▸ WRITTEN REQUEST
Reproduce the full listing below unchanged, apart from the pictures.

▸ GIVEN DATA
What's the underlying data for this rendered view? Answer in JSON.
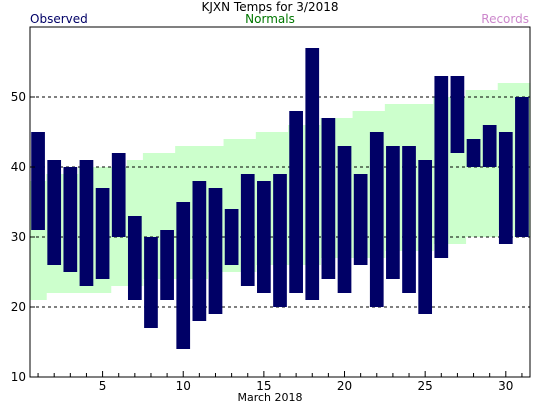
{
  "chart_data": {
    "type": "bar",
    "title": "KJXN Temps for 3/2018",
    "legend": {
      "observed": "Observed",
      "normals": "Normals",
      "records": "Records"
    },
    "xlabel": "March 2018",
    "ylim": [
      10,
      60
    ],
    "xlim": [
      0.5,
      31.5
    ],
    "y_ticks": [
      10,
      20,
      30,
      40,
      50
    ],
    "x_ticks": [
      5,
      10,
      15,
      20,
      25,
      30
    ],
    "grid_lines_y": [
      20,
      30,
      40,
      50
    ],
    "days": [
      1,
      2,
      3,
      4,
      5,
      6,
      7,
      8,
      9,
      10,
      11,
      12,
      13,
      14,
      15,
      16,
      17,
      18,
      19,
      20,
      21,
      22,
      23,
      24,
      25,
      26,
      27,
      28,
      29,
      30,
      31
    ],
    "observed_high": [
      45,
      41,
      40,
      41,
      37,
      42,
      33,
      30,
      31,
      35,
      38,
      37,
      34,
      39,
      38,
      39,
      48,
      57,
      47,
      43,
      39,
      45,
      43,
      43,
      41,
      53,
      53,
      44,
      46,
      45,
      50
    ],
    "observed_low": [
      31,
      26,
      25,
      23,
      24,
      30,
      21,
      17,
      21,
      14,
      18,
      19,
      26,
      23,
      22,
      20,
      22,
      21,
      24,
      22,
      26,
      20,
      24,
      22,
      19,
      27,
      42,
      40,
      40,
      29,
      30
    ],
    "normal_high": [
      38,
      39,
      39,
      40,
      40,
      40,
      41,
      42,
      42,
      43,
      43,
      43,
      44,
      44,
      45,
      45,
      46,
      46,
      47,
      47,
      48,
      48,
      49,
      49,
      49,
      50,
      50,
      51,
      51,
      52,
      52
    ],
    "normal_low": [
      21,
      22,
      22,
      22,
      22,
      23,
      23,
      24,
      24,
      24,
      24,
      25,
      25,
      25,
      26,
      26,
      26,
      26,
      27,
      27,
      27,
      27,
      28,
      28,
      28,
      29,
      29,
      30,
      30,
      31,
      30
    ],
    "colors": {
      "observed": "#000066",
      "normals": "#ccffcc",
      "normals_text": "#007700",
      "records_text": "#cc88cc",
      "grid": "#000000"
    }
  }
}
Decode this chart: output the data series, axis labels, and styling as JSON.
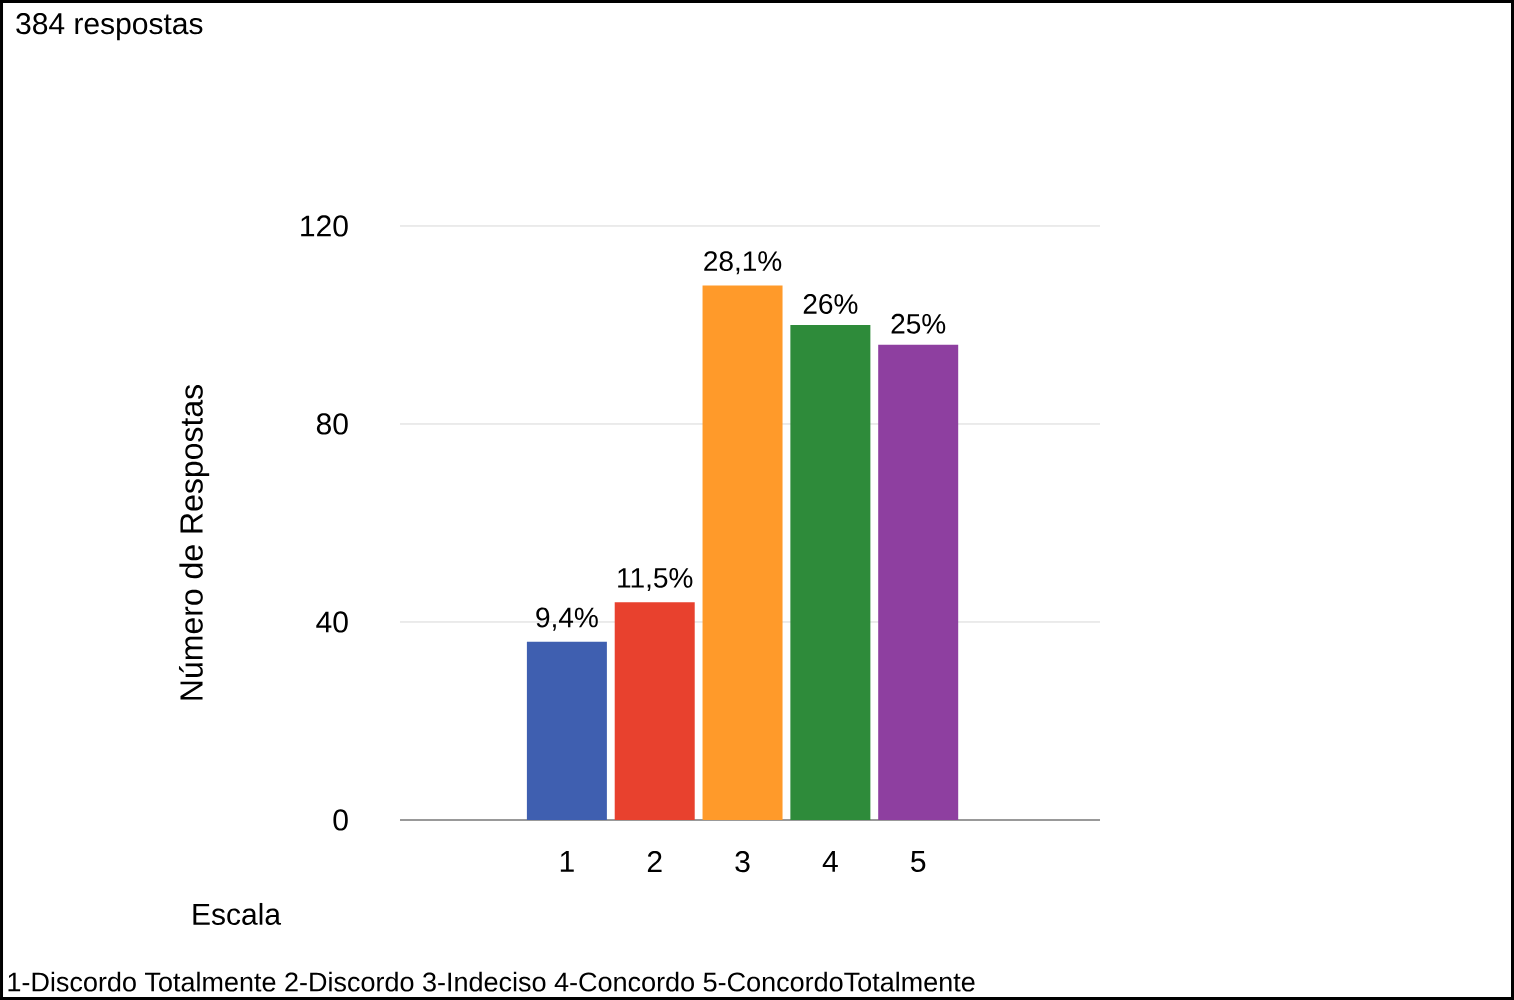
{
  "chart_data": {
    "type": "bar",
    "title": "384 respostas",
    "xlabel": "Escala",
    "ylabel": "Número de Respostas",
    "annotations": [
      "1-Discordo Totalmente 2-Discordo 3-Indeciso 4-Concordo 5-ConcordoTotalmente",
      {
        "text": "9,4%",
        "x": "1",
        "y": 36
      },
      {
        "text": "11,5%",
        "x": "2",
        "y": 44
      },
      {
        "text": "28,1%",
        "x": "3",
        "y": 108
      },
      {
        "text": "26%",
        "x": "4",
        "y": 100
      },
      {
        "text": "25%",
        "x": "5",
        "y": 96
      }
    ],
    "categories": [
      "1",
      "2",
      "3",
      "4",
      "5"
    ],
    "values": [
      36,
      44,
      108,
      100,
      96
    ],
    "colors": [
      "#3f5fb0",
      "#e8412e",
      "#ff9a2a",
      "#2e8b3a",
      "#8e3fa0"
    ],
    "ylim": [
      0,
      120
    ],
    "yticks": [
      0,
      40,
      80,
      120
    ],
    "grid": "y"
  }
}
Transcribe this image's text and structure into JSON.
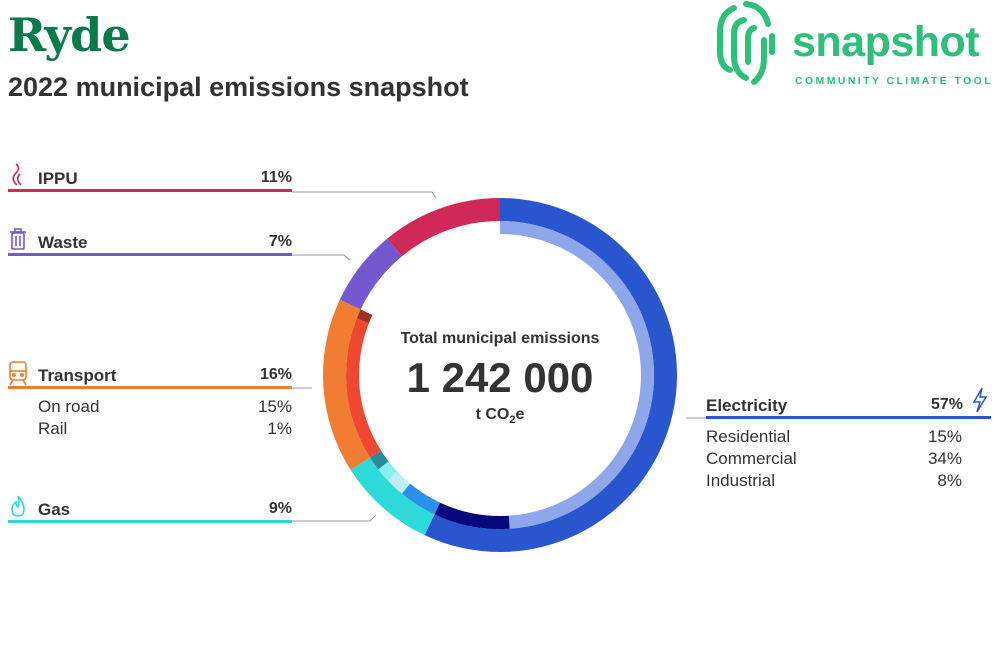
{
  "header": {
    "title": "Ryde",
    "subtitle": "2022 municipal emissions snapshot"
  },
  "logo": {
    "word": "snapshot",
    "tagline": "COMMUNITY CLIMATE TOOL",
    "color": "#2ec07a"
  },
  "center": {
    "label": "Total municipal emissions",
    "value": "1 242 000",
    "unit_prefix": "t CO",
    "unit_sub": "2",
    "unit_suffix": "e"
  },
  "categories": [
    {
      "name": "IPPU",
      "pct": "11%",
      "color": "#cf2a57",
      "icon": "smoke-icon"
    },
    {
      "name": "Waste",
      "pct": "7%",
      "color": "#7358d0",
      "icon": "trash-bin-icon"
    },
    {
      "name": "Transport",
      "pct": "16%",
      "color": "#f07d32",
      "icon": "train-icon",
      "subs": [
        {
          "label": "On road",
          "pct": "15%"
        },
        {
          "label": "Rail",
          "pct": "1%"
        }
      ]
    },
    {
      "name": "Gas",
      "pct": "9%",
      "color": "#2ed9d9",
      "icon": "flame-icon"
    },
    {
      "name": "Electricity",
      "pct": "57%",
      "color": "#2955cf",
      "icon": "lightning-icon",
      "subs": [
        {
          "label": "Residential",
          "pct": "15%"
        },
        {
          "label": "Commercial",
          "pct": "34%"
        },
        {
          "label": "Industrial",
          "pct": "8%"
        }
      ]
    }
  ],
  "chart_data": {
    "type": "pie",
    "total": 1242000,
    "series": [
      {
        "name": "Electricity",
        "value": 57,
        "color": "#2955cf",
        "subs": [
          {
            "name": "Residential",
            "value": 15,
            "color": "#8ea6ea"
          },
          {
            "name": "Commercial",
            "value": 34,
            "color": "#8ea6ea"
          },
          {
            "name": "Industrial",
            "value": 8,
            "color": "#05087a"
          }
        ]
      },
      {
        "name": "Gas",
        "value": 9,
        "color": "#2ed9d9",
        "subs": [
          {
            "name": "",
            "value": 4,
            "color": "#2a90f0"
          },
          {
            "name": "",
            "value": 2,
            "color": "#bfeeee"
          },
          {
            "name": "",
            "value": 1.5,
            "color": "#88f0f0"
          },
          {
            "name": "",
            "value": 1.5,
            "color": "#2a8a9a"
          }
        ]
      },
      {
        "name": "Transport",
        "value": 16,
        "color": "#f07d32",
        "subs": [
          {
            "name": "On road",
            "value": 15,
            "color": "#f04830"
          },
          {
            "name": "Rail",
            "value": 1,
            "color": "#a03020"
          }
        ]
      },
      {
        "name": "Waste",
        "value": 7,
        "color": "#7358d0"
      },
      {
        "name": "IPPU",
        "value": 11,
        "color": "#cf2a57"
      }
    ]
  }
}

▸ THE ANSWER
What's the underlying data for this rendered view? Answer in JSON.
{
  "chart_data": {
    "type": "bar",
    "title": "KJXN Temps for 3/2018",
    "legend": {
      "observed": "Observed",
      "normals": "Normals",
      "records": "Records"
    },
    "xlabel": "March 2018",
    "ylim": [
      10,
      60
    ],
    "xlim": [
      0.5,
      31.5
    ],
    "y_ticks": [
      10,
      20,
      30,
      40,
      50
    ],
    "x_ticks": [
      5,
      10,
      15,
      20,
      25,
      30
    ],
    "grid_lines_y": [
      20,
      30,
      40,
      50
    ],
    "days": [
      1,
      2,
      3,
      4,
      5,
      6,
      7,
      8,
      9,
      10,
      11,
      12,
      13,
      14,
      15,
      16,
      17,
      18,
      19,
      20,
      21,
      22,
      23,
      24,
      25,
      26,
      27,
      28,
      29,
      30,
      31
    ],
    "observed_high": [
      45,
      41,
      40,
      41,
      37,
      42,
      33,
      30,
      31,
      35,
      38,
      37,
      34,
      39,
      38,
      39,
      48,
      57,
      47,
      43,
      39,
      45,
      43,
      43,
      41,
      53,
      53,
      44,
      46,
      45,
      50
    ],
    "observed_low": [
      31,
      26,
      25,
      23,
      24,
      30,
      21,
      17,
      21,
      14,
      18,
      19,
      26,
      23,
      22,
      20,
      22,
      21,
      24,
      22,
      26,
      20,
      24,
      22,
      19,
      27,
      42,
      40,
      40,
      29,
      30
    ],
    "normal_high": [
      38,
      39,
      39,
      40,
      40,
      40,
      41,
      42,
      42,
      43,
      43,
      43,
      44,
      44,
      45,
      45,
      46,
      46,
      47,
      47,
      48,
      48,
      49,
      49,
      49,
      50,
      50,
      51,
      51,
      52,
      52
    ],
    "normal_low": [
      21,
      22,
      22,
      22,
      22,
      23,
      23,
      24,
      24,
      24,
      24,
      25,
      25,
      25,
      26,
      26,
      26,
      26,
      27,
      27,
      27,
      27,
      28,
      28,
      28,
      29,
      29,
      30,
      30,
      31,
      30
    ],
    "colors": {
      "observed": "#000066",
      "normals": "#ccffcc",
      "normals_text": "#007700",
      "records_text": "#cc88cc",
      "grid": "#000000"
    }
  }
}
Decode this chart: output the data series, axis labels, and styling as JSON.
{
  "chart_data": {
    "type": "bar",
    "title": "384 respostas",
    "xlabel": "Escala",
    "ylabel": "Número de Respostas",
    "annotations": [
      "1-Discordo Totalmente 2-Discordo 3-Indeciso 4-Concordo 5-ConcordoTotalmente",
      {
        "text": "9,4%",
        "x": "1",
        "y": 36
      },
      {
        "text": "11,5%",
        "x": "2",
        "y": 44
      },
      {
        "text": "28,1%",
        "x": "3",
        "y": 108
      },
      {
        "text": "26%",
        "x": "4",
        "y": 100
      },
      {
        "text": "25%",
        "x": "5",
        "y": 96
      }
    ],
    "categories": [
      "1",
      "2",
      "3",
      "4",
      "5"
    ],
    "values": [
      36,
      44,
      108,
      100,
      96
    ],
    "colors": [
      "#3f5fb0",
      "#e8412e",
      "#ff9a2a",
      "#2e8b3a",
      "#8e3fa0"
    ],
    "ylim": [
      0,
      120
    ],
    "yticks": [
      0,
      40,
      80,
      120
    ],
    "grid": "y"
  }
}
Transcribe this image's text and structure into JSON.
{
  "header": {
    "title": "Ryde",
    "subtitle": "2022 municipal emissions snapshot"
  },
  "logo": {
    "word": "snapshot",
    "tagline": "COMMUNITY CLIMATE TOOL",
    "color": "#2ec07a"
  },
  "center": {
    "label": "Total municipal emissions",
    "value": "1 242 000",
    "unit_prefix": "t CO",
    "unit_sub": "2",
    "unit_suffix": "e"
  },
  "categories": [
    {
      "name": "IPPU",
      "pct": "11%",
      "color": "#cf2a57",
      "icon": "smoke-icon"
    },
    {
      "name": "Waste",
      "pct": "7%",
      "color": "#7358d0",
      "icon": "trash-bin-icon"
    },
    {
      "name": "Transport",
      "pct": "16%",
      "color": "#f07d32",
      "icon": "train-icon",
      "subs": [
        {
          "label": "On road",
          "pct": "15%"
        },
        {
          "label": "Rail",
          "pct": "1%"
        }
      ]
    },
    {
      "name": "Gas",
      "pct": "9%",
      "color": "#2ed9d9",
      "icon": "flame-icon"
    },
    {
      "name": "Electricity",
      "pct": "57%",
      "color": "#2955cf",
      "icon": "lightning-icon",
      "subs": [
        {
          "label": "Residential",
          "pct": "15%"
        },
        {
          "label": "Commercial",
          "pct": "34%"
        },
        {
          "label": "Industrial",
          "pct": "8%"
        }
      ]
    }
  ],
  "chart_data": {
    "type": "pie",
    "total": 1242000,
    "series": [
      {
        "name": "Electricity",
        "value": 57,
        "color": "#2955cf",
        "subs": [
          {
            "name": "Residential",
            "value": 15,
            "color": "#8ea6ea"
          },
          {
            "name": "Commercial",
            "value": 34,
            "color": "#8ea6ea"
          },
          {
            "name": "Industrial",
            "value": 8,
            "color": "#05087a"
          }
        ]
      },
      {
        "name": "Gas",
        "value": 9,
        "color": "#2ed9d9",
        "subs": [
          {
            "name": "",
            "value": 4,
            "color": "#2a90f0"
          },
          {
            "name": "",
            "value": 2,
            "color": "#bfeeee"
          },
          {
            "name": "",
            "value": 1.5,
            "color": "#88f0f0"
          },
          {
            "name": "",
            "value": 1.5,
            "color": "#2a8a9a"
          }
        ]
      },
      {
        "name": "Transport",
        "value": 16,
        "color": "#f07d32",
        "subs": [
          {
            "name": "On road",
            "value": 15,
            "color": "#f04830"
          },
          {
            "name": "Rail",
            "value": 1,
            "color": "#a03020"
          }
        ]
      },
      {
        "name": "Waste",
        "value": 7,
        "color": "#7358d0"
      },
      {
        "name": "IPPU",
        "value": 11,
        "color": "#cf2a57"
      }
    ]
  }
}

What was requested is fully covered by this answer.